----- DATA PROVIDED -----

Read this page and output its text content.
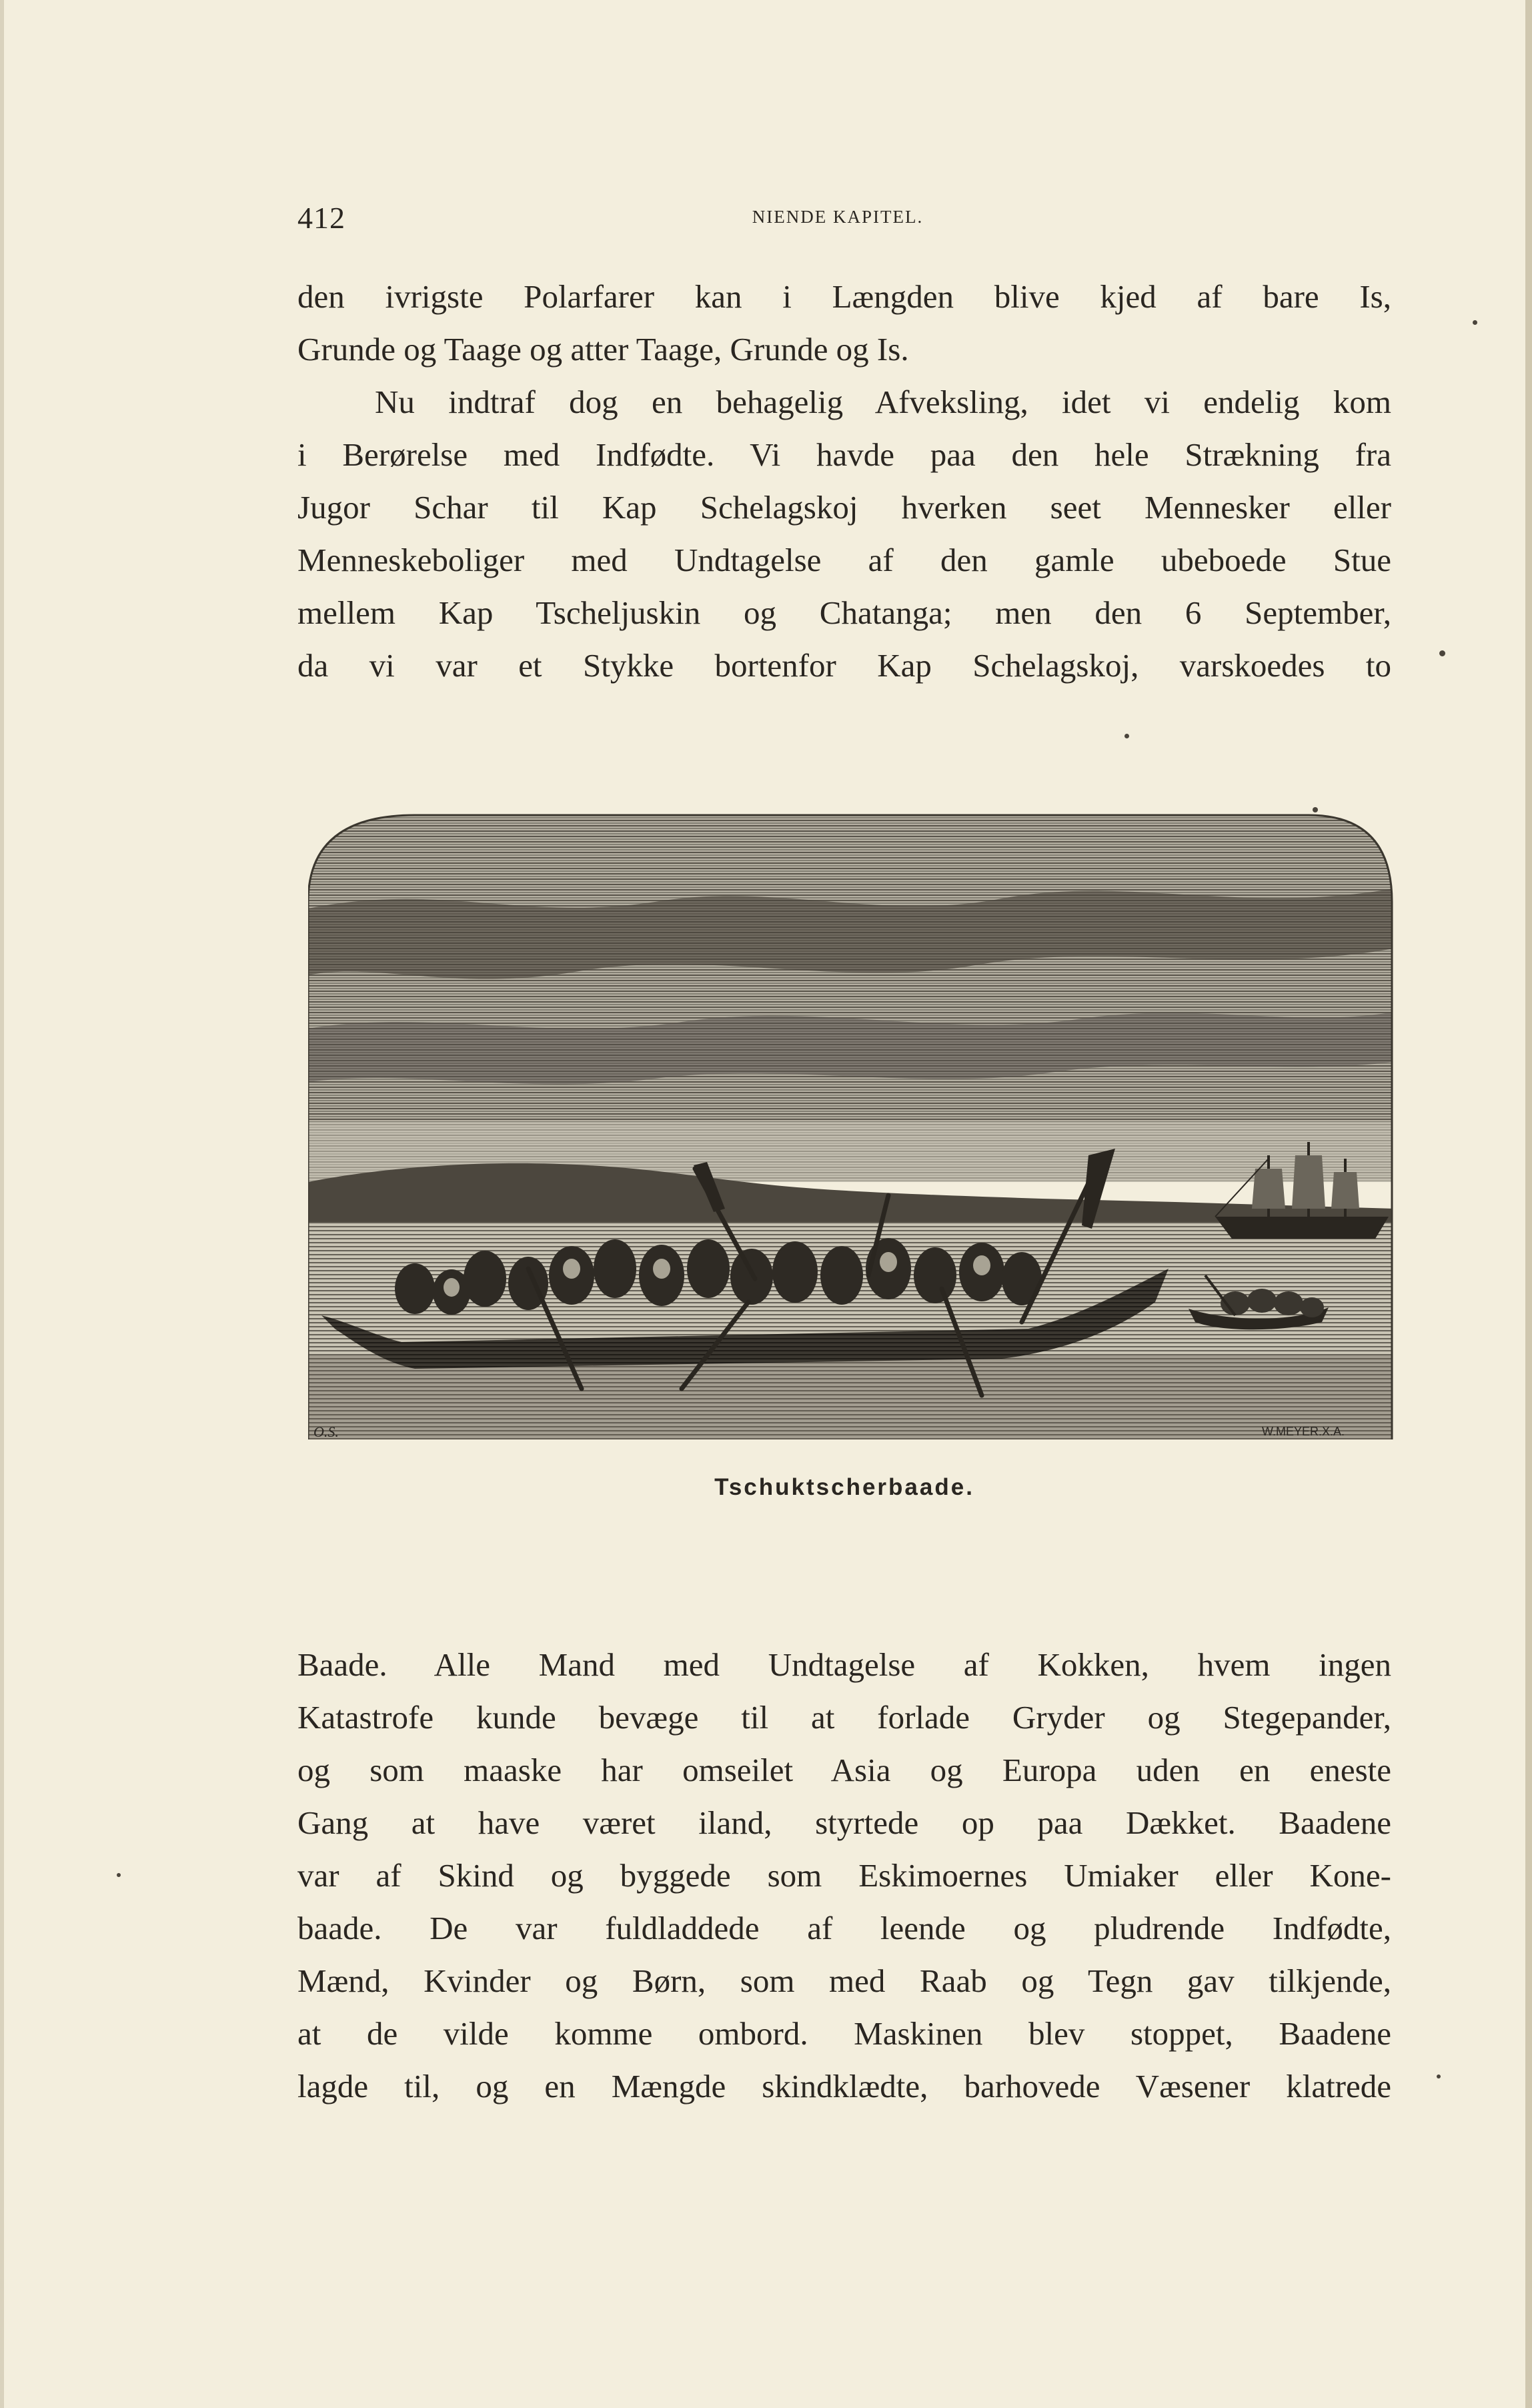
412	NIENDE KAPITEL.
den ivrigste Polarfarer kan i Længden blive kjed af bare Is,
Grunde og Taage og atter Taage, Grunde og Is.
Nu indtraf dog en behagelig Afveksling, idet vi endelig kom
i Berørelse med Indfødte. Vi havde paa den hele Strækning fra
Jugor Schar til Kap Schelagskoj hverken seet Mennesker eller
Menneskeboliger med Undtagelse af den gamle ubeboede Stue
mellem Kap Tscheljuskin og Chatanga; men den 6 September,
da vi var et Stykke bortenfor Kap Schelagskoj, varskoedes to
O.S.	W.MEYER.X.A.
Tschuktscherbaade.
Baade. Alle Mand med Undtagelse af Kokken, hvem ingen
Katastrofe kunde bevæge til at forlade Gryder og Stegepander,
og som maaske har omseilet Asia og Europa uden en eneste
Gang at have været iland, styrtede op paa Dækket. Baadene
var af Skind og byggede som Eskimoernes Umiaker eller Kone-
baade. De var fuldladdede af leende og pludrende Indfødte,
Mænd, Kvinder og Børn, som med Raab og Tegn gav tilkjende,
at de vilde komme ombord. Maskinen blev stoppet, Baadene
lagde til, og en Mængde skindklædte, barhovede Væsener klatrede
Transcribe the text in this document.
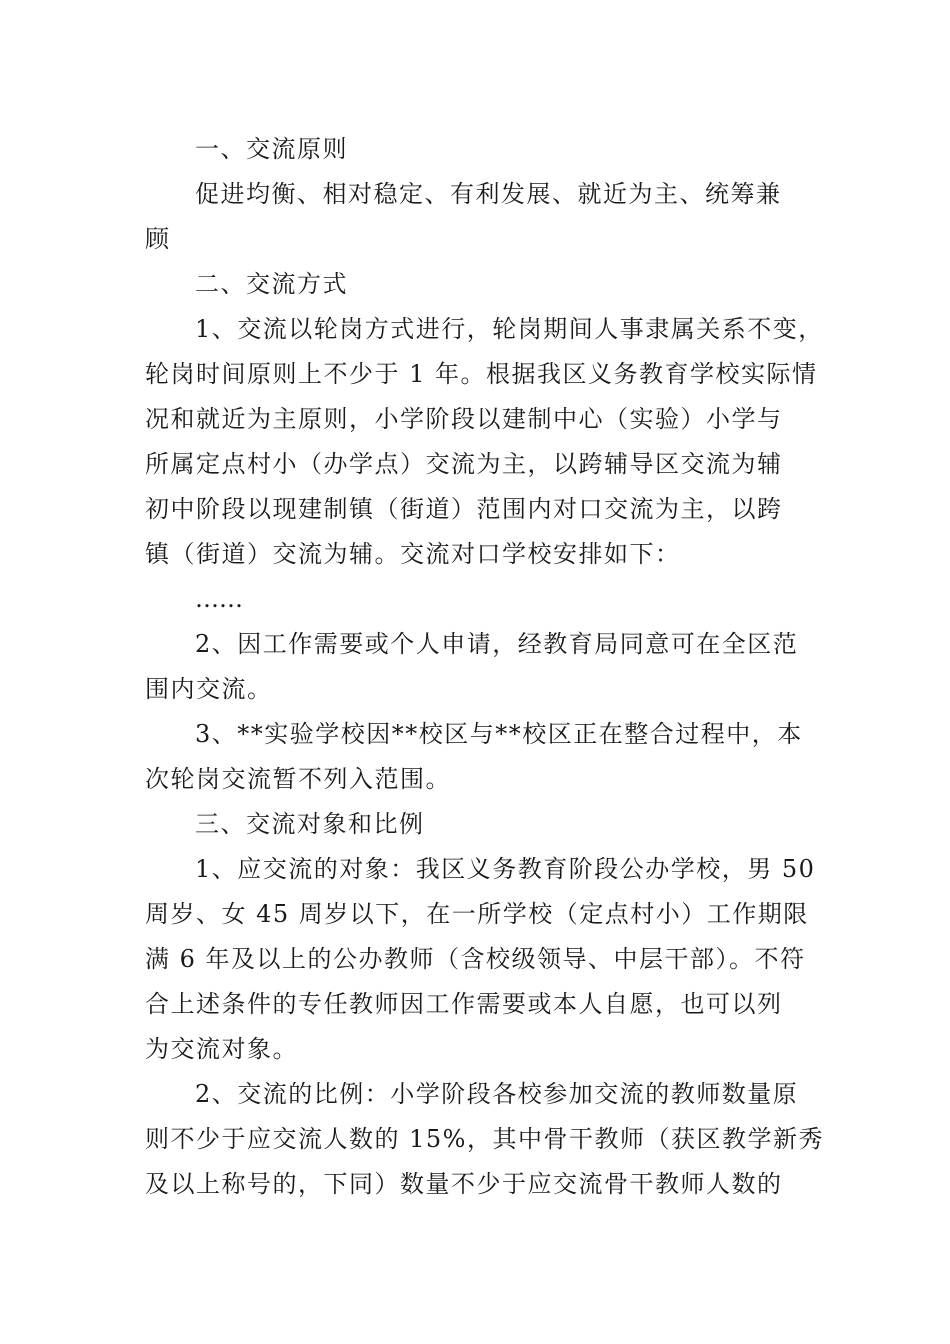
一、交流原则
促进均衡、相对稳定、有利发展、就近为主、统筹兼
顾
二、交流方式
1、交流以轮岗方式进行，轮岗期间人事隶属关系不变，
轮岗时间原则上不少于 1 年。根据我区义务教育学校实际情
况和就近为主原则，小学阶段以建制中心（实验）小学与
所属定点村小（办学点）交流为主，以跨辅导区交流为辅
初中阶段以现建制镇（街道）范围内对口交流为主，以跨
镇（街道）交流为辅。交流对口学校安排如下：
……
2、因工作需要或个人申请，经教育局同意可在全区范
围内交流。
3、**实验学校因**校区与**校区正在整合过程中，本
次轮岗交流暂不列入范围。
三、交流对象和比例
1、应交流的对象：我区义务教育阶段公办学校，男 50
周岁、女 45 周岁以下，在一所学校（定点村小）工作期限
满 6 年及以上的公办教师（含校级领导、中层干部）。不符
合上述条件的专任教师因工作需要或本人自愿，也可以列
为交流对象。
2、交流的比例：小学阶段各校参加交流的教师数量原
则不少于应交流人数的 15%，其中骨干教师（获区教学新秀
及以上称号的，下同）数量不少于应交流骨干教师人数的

-----

Retype all the records shown above, character for character. Omit every picture.

SOLUTION FOR THIS TASK
Read this page and output its text content.
412	NIENDE KAPITEL.
den ivrigste Polarfarer kan i Længden blive kjed af bare Is,
Grunde og Taage og atter Taage, Grunde og Is.
Nu indtraf dog en behagelig Afveksling, idet vi endelig kom
i Berørelse med Indfødte. Vi havde paa den hele Strækning fra
Jugor Schar til Kap Schelagskoj hverken seet Mennesker eller
Menneskeboliger med Undtagelse af den gamle ubeboede Stue
mellem Kap Tscheljuskin og Chatanga; men den 6 September,
da vi var et Stykke bortenfor Kap Schelagskoj, varskoedes to
O.S.	W.MEYER.X.A.
Tschuktscherbaade.
Baade. Alle Mand med Undtagelse af Kokken, hvem ingen
Katastrofe kunde bevæge til at forlade Gryder og Stegepander,
og som maaske har omseilet Asia og Europa uden en eneste
Gang at have været iland, styrtede op paa Dækket. Baadene
var af Skind og byggede som Eskimoernes Umiaker eller Kone-
baade. De var fuldladdede af leende og pludrende Indfødte,
Mænd, Kvinder og Børn, som med Raab og Tegn gav tilkjende,
at de vilde komme ombord. Maskinen blev stoppet, Baadene
lagde til, og en Mængde skindklædte, barhovede Væsener klatrede
Transcribe the text in this document.
一、交流原则
促进均衡、相对稳定、有利发展、就近为主、统筹兼
顾
二、交流方式
1、交流以轮岗方式进行，轮岗期间人事隶属关系不变，
轮岗时间原则上不少于 1 年。根据我区义务教育学校实际情
况和就近为主原则，小学阶段以建制中心（实验）小学与
所属定点村小（办学点）交流为主，以跨辅导区交流为辅
初中阶段以现建制镇（街道）范围内对口交流为主，以跨
镇（街道）交流为辅。交流对口学校安排如下：
……
2、因工作需要或个人申请，经教育局同意可在全区范
围内交流。
3、**实验学校因**校区与**校区正在整合过程中，本
次轮岗交流暂不列入范围。
三、交流对象和比例
1、应交流的对象：我区义务教育阶段公办学校，男 50
周岁、女 45 周岁以下，在一所学校（定点村小）工作期限
满 6 年及以上的公办教师（含校级领导、中层干部）。不符
合上述条件的专任教师因工作需要或本人自愿，也可以列
为交流对象。
2、交流的比例：小学阶段各校参加交流的教师数量原
则不少于应交流人数的 15%，其中骨干教师（获区教学新秀
及以上称号的，下同）数量不少于应交流骨干教师人数的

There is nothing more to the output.